## AIM OF THE TASK
Quote all entries exactly, leaving pictures aside.

Stored data:
▼
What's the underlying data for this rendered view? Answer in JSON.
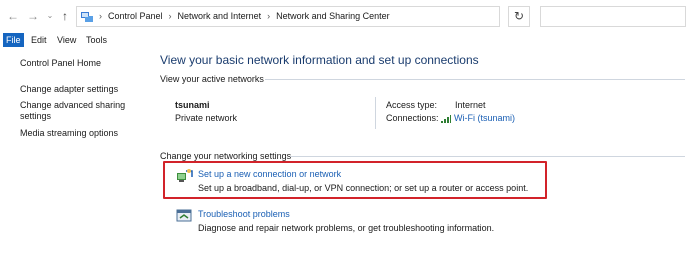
{
  "address": {
    "crumbs": [
      "Control Panel",
      "Network and Internet",
      "Network and Sharing Center"
    ],
    "search_placeholder": ""
  },
  "menu": [
    "File",
    "Edit",
    "View",
    "Tools"
  ],
  "sidebar": {
    "items": [
      {
        "label": "Control Panel Home"
      },
      {
        "label": "Change adapter settings"
      },
      {
        "label": "Change advanced sharing settings"
      },
      {
        "label": "Media streaming options"
      }
    ]
  },
  "main": {
    "heading": "View your basic network information and set up connections",
    "active_networks_label": "View your active networks",
    "network": {
      "name": "tsunami",
      "type": "Private network",
      "access_type_label": "Access type:",
      "access_type_value": "Internet",
      "connections_label": "Connections:",
      "connections_value": "Wi-Fi (tsunami)"
    },
    "change_settings_label": "Change your networking settings",
    "tasks": [
      {
        "title": "Set up a new connection or network",
        "description": "Set up a broadband, dial-up, or VPN connection; or set up a router or access point."
      },
      {
        "title": "Troubleshoot problems",
        "description": "Diagnose and repair network problems, or get troubleshooting information."
      }
    ]
  },
  "colors": {
    "link": "#1a5fb4",
    "heading": "#1a3c6e",
    "highlight_border": "#d2232a",
    "menu_active": "#1565c0"
  }
}
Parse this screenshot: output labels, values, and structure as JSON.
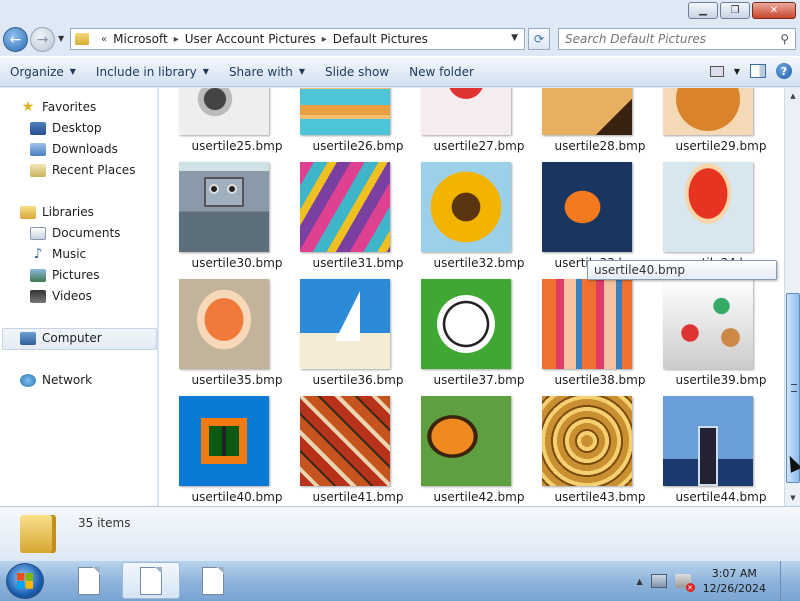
{
  "address": {
    "crumbs": [
      "Microsoft",
      "User Account Pictures",
      "Default Pictures"
    ],
    "chevron": "«"
  },
  "search": {
    "placeholder": "Search Default Pictures"
  },
  "commands": {
    "organize": "Organize",
    "include": "Include in library",
    "share": "Share with",
    "slideshow": "Slide show",
    "newfolder": "New folder"
  },
  "nav": {
    "favorites": "Favorites",
    "desktop": "Desktop",
    "downloads": "Downloads",
    "recent": "Recent Places",
    "libraries": "Libraries",
    "documents": "Documents",
    "music": "Music",
    "pictures": "Pictures",
    "videos": "Videos",
    "computer": "Computer",
    "network": "Network"
  },
  "files": [
    "usertile25.bmp",
    "usertile26.bmp",
    "usertile27.bmp",
    "usertile28.bmp",
    "usertile29.bmp",
    "usertile30.bmp",
    "usertile31.bmp",
    "usertile32.bmp",
    "usertile33.bmp",
    "usertile34.bmp",
    "usertile35.bmp",
    "usertile36.bmp",
    "usertile37.bmp",
    "usertile38.bmp",
    "usertile39.bmp",
    "usertile40.bmp",
    "usertile41.bmp",
    "usertile42.bmp",
    "usertile43.bmp",
    "usertile44.bmp"
  ],
  "tooltip": "usertile40.bmp",
  "details": {
    "count": "35 items"
  },
  "clock": {
    "time": "3:07 AM",
    "date": "12/26/2024"
  },
  "icons": [
    "back-icon",
    "forward-icon",
    "refresh-icon",
    "search-icon",
    "help-icon",
    "windows-logo-icon"
  ]
}
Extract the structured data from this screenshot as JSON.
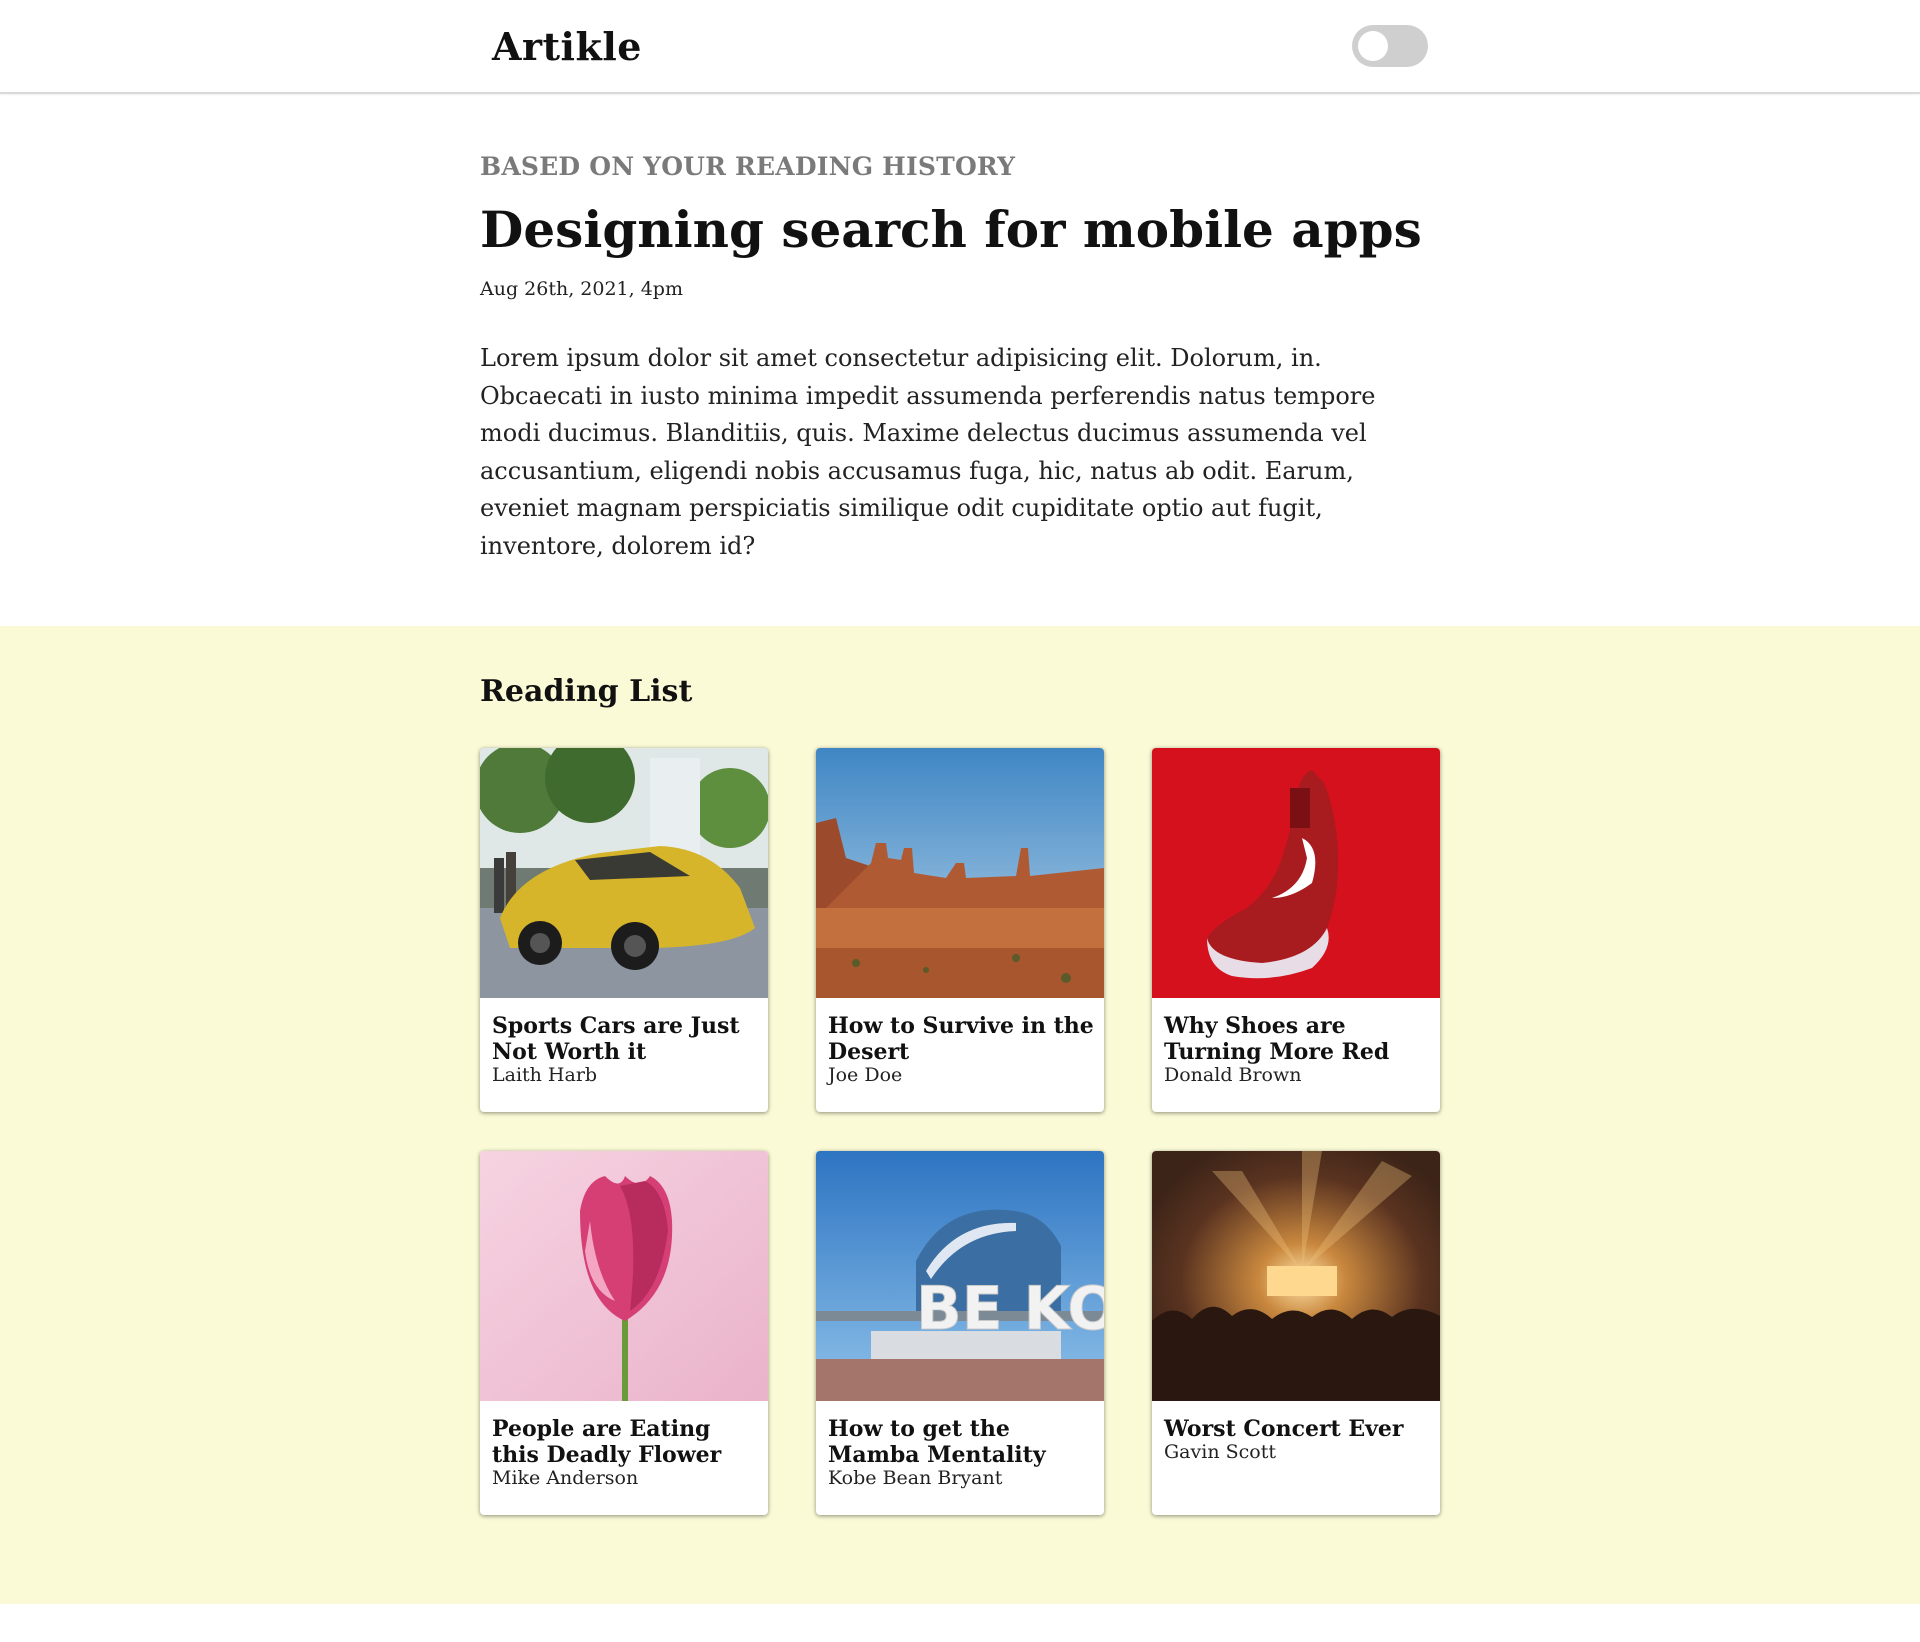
{
  "header": {
    "logo": "Artikle",
    "theme_toggle": "off"
  },
  "featured": {
    "eyebrow": "BASED ON YOUR READING HISTORY",
    "title": "Designing search for mobile apps",
    "date": "Aug 26th, 2021, 4pm",
    "excerpt": "Lorem ipsum dolor sit amet consectetur adipisicing elit. Dolorum, in. Obcaecati in iusto minima impedit assumenda perferendis natus tempore modi ducimus. Blanditiis, quis. Maxime delectus ducimus assumenda vel accusantium, eligendi nobis accusamus fuga, hic, natus ab odit. Earum, eveniet magnam perspiciatis similique odit cupiditate optio aut fugit, inventore, dolorem id?"
  },
  "reading_list": {
    "title": "Reading List",
    "items": [
      {
        "title": "Sports Cars are Just Not Worth it",
        "author": "Laith Harb",
        "image": "yellow-sports-car"
      },
      {
        "title": "How to Survive in the Desert",
        "author": "Joe Doe",
        "image": "desert-canyon"
      },
      {
        "title": "Why Shoes are Turning More Red",
        "author": "Donald Brown",
        "image": "red-sneaker"
      },
      {
        "title": "People are Eating this Deadly Flower",
        "author": "Mike Anderson",
        "image": "pink-tulip"
      },
      {
        "title": "How to get the Mamba Mentality",
        "author": "Kobe Bean Bryant",
        "image": "be-kobe-sign"
      },
      {
        "title": "Worst Concert Ever",
        "author": "Gavin Scott",
        "image": "concert-crowd"
      }
    ]
  }
}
▲
## FINAL RESULT
What's the underlying data for this rendered view? Answer in JSON.
{
  "address": {
    "crumbs": [
      "Control Panel",
      "Network and Internet",
      "Network and Sharing Center"
    ],
    "search_placeholder": ""
  },
  "menu": [
    "File",
    "Edit",
    "View",
    "Tools"
  ],
  "sidebar": {
    "items": [
      {
        "label": "Control Panel Home"
      },
      {
        "label": "Change adapter settings"
      },
      {
        "label": "Change advanced sharing settings"
      },
      {
        "label": "Media streaming options"
      }
    ]
  },
  "main": {
    "heading": "View your basic network information and set up connections",
    "active_networks_label": "View your active networks",
    "network": {
      "name": "tsunami",
      "type": "Private network",
      "access_type_label": "Access type:",
      "access_type_value": "Internet",
      "connections_label": "Connections:",
      "connections_value": "Wi-Fi (tsunami)"
    },
    "change_settings_label": "Change your networking settings",
    "tasks": [
      {
        "title": "Set up a new connection or network",
        "description": "Set up a broadband, dial-up, or VPN connection; or set up a router or access point."
      },
      {
        "title": "Troubleshoot problems",
        "description": "Diagnose and repair network problems, or get troubleshooting information."
      }
    ]
  },
  "colors": {
    "link": "#1a5fb4",
    "heading": "#1a3c6e",
    "highlight_border": "#d2232a",
    "menu_active": "#1565c0"
  }
}
Parse this screenshot: output labels, values, and structure as JSON.
{
  "address": {
    "crumbs": [
      "Microsoft",
      "User Account Pictures",
      "Default Pictures"
    ],
    "chevron": "«"
  },
  "search": {
    "placeholder": "Search Default Pictures"
  },
  "commands": {
    "organize": "Organize",
    "include": "Include in library",
    "share": "Share with",
    "slideshow": "Slide show",
    "newfolder": "New folder"
  },
  "nav": {
    "favorites": "Favorites",
    "desktop": "Desktop",
    "downloads": "Downloads",
    "recent": "Recent Places",
    "libraries": "Libraries",
    "documents": "Documents",
    "music": "Music",
    "pictures": "Pictures",
    "videos": "Videos",
    "computer": "Computer",
    "network": "Network"
  },
  "files": [
    "usertile25.bmp",
    "usertile26.bmp",
    "usertile27.bmp",
    "usertile28.bmp",
    "usertile29.bmp",
    "usertile30.bmp",
    "usertile31.bmp",
    "usertile32.bmp",
    "usertile33.bmp",
    "usertile34.bmp",
    "usertile35.bmp",
    "usertile36.bmp",
    "usertile37.bmp",
    "usertile38.bmp",
    "usertile39.bmp",
    "usertile40.bmp",
    "usertile41.bmp",
    "usertile42.bmp",
    "usertile43.bmp",
    "usertile44.bmp"
  ],
  "tooltip": "usertile40.bmp",
  "details": {
    "count": "35 items"
  },
  "clock": {
    "time": "3:07 AM",
    "date": "12/26/2024"
  },
  "icons": [
    "back-icon",
    "forward-icon",
    "refresh-icon",
    "search-icon",
    "help-icon",
    "windows-logo-icon"
  ]
}
Extract the structured data from this screenshot as JSON.
{
  "header": {
    "logo": "Artikle",
    "theme_toggle": "off"
  },
  "featured": {
    "eyebrow": "BASED ON YOUR READING HISTORY",
    "title": "Designing search for mobile apps",
    "date": "Aug 26th, 2021, 4pm",
    "excerpt": "Lorem ipsum dolor sit amet consectetur adipisicing elit. Dolorum, in. Obcaecati in iusto minima impedit assumenda perferendis natus tempore modi ducimus. Blanditiis, quis. Maxime delectus ducimus assumenda vel accusantium, eligendi nobis accusamus fuga, hic, natus ab odit. Earum, eveniet magnam perspiciatis similique odit cupiditate optio aut fugit, inventore, dolorem id?"
  },
  "reading_list": {
    "title": "Reading List",
    "items": [
      {
        "title": "Sports Cars are Just Not Worth it",
        "author": "Laith Harb",
        "image": "yellow-sports-car"
      },
      {
        "title": "How to Survive in the Desert",
        "author": "Joe Doe",
        "image": "desert-canyon"
      },
      {
        "title": "Why Shoes are Turning More Red",
        "author": "Donald Brown",
        "image": "red-sneaker"
      },
      {
        "title": "People are Eating this Deadly Flower",
        "author": "Mike Anderson",
        "image": "pink-tulip"
      },
      {
        "title": "How to get the Mamba Mentality",
        "author": "Kobe Bean Bryant",
        "image": "be-kobe-sign"
      },
      {
        "title": "Worst Concert Ever",
        "author": "Gavin Scott",
        "image": "concert-crowd"
      }
    ]
  }
}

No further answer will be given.